(Records from a collection)
▼▼▼

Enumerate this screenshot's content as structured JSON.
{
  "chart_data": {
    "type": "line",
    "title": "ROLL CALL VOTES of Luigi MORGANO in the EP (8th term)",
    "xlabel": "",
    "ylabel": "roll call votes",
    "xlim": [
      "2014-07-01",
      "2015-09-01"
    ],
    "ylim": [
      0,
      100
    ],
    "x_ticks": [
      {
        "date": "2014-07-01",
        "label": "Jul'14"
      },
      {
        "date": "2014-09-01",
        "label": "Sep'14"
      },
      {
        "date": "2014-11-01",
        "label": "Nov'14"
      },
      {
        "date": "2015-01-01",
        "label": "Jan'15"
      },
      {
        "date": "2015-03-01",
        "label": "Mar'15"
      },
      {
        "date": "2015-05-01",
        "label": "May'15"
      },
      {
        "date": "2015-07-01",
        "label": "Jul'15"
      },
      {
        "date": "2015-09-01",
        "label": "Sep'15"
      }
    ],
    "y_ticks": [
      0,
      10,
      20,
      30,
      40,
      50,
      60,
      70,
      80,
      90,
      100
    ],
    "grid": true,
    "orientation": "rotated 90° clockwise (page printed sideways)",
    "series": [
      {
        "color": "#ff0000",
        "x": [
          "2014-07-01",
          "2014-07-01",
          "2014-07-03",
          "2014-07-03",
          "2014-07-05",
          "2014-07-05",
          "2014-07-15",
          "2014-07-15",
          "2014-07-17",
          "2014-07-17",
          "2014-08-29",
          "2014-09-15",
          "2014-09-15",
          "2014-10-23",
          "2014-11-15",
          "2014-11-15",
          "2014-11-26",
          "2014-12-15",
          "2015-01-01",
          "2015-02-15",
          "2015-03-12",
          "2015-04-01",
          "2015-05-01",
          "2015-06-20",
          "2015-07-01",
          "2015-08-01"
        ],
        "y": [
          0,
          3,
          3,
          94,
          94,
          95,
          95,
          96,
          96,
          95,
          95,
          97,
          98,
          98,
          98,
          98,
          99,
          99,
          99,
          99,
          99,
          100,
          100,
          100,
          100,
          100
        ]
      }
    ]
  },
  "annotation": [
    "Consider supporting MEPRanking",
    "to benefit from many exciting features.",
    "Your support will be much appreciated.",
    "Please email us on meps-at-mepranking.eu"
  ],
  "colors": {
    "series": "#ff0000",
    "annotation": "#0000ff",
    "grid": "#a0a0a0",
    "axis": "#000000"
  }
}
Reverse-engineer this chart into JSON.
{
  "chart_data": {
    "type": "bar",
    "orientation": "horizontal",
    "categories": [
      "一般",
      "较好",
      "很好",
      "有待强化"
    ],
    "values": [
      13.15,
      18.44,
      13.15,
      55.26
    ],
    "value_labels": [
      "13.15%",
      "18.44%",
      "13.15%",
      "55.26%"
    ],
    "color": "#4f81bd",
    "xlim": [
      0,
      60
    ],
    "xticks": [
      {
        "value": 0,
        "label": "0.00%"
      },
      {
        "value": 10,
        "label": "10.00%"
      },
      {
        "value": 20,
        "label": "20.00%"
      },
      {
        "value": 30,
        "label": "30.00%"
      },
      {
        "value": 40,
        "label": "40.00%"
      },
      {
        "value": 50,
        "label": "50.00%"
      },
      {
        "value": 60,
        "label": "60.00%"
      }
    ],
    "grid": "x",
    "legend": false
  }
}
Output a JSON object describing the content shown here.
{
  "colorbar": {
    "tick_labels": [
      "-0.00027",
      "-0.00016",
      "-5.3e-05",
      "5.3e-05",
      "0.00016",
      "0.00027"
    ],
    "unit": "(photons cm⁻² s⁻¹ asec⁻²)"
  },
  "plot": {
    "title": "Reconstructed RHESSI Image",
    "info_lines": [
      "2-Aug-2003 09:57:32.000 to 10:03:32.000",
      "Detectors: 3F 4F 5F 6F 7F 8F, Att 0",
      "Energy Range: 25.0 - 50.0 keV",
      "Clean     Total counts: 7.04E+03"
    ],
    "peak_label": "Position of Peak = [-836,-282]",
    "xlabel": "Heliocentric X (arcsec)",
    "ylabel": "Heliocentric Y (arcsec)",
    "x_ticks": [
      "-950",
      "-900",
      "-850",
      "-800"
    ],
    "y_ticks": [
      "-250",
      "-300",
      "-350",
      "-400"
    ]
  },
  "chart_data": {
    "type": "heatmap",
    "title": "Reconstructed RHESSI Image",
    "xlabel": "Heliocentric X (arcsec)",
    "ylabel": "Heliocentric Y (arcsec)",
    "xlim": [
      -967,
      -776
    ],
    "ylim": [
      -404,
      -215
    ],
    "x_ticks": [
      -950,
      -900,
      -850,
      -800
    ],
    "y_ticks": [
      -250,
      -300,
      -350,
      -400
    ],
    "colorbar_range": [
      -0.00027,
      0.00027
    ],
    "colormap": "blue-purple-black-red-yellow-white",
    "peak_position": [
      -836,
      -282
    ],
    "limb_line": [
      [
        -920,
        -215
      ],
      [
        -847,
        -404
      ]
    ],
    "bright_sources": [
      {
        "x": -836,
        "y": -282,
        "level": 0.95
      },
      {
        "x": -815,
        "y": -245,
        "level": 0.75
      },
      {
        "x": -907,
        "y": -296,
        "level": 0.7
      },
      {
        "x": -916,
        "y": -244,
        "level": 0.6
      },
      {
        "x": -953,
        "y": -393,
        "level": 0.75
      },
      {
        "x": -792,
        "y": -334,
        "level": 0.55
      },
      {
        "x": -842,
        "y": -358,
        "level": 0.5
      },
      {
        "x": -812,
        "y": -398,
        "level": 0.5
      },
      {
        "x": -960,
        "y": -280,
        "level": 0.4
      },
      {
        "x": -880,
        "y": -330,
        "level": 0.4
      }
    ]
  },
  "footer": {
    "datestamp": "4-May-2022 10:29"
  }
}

▲▲▲

- Problem to solve -
Check each line of the entries for the string "JSON". Copy the lines that have it.

- Result of this task -
Enumerate this screenshot's content as structured JSON.
Reverse-engineer this chart into JSON.
Output a JSON object describing the content shown here.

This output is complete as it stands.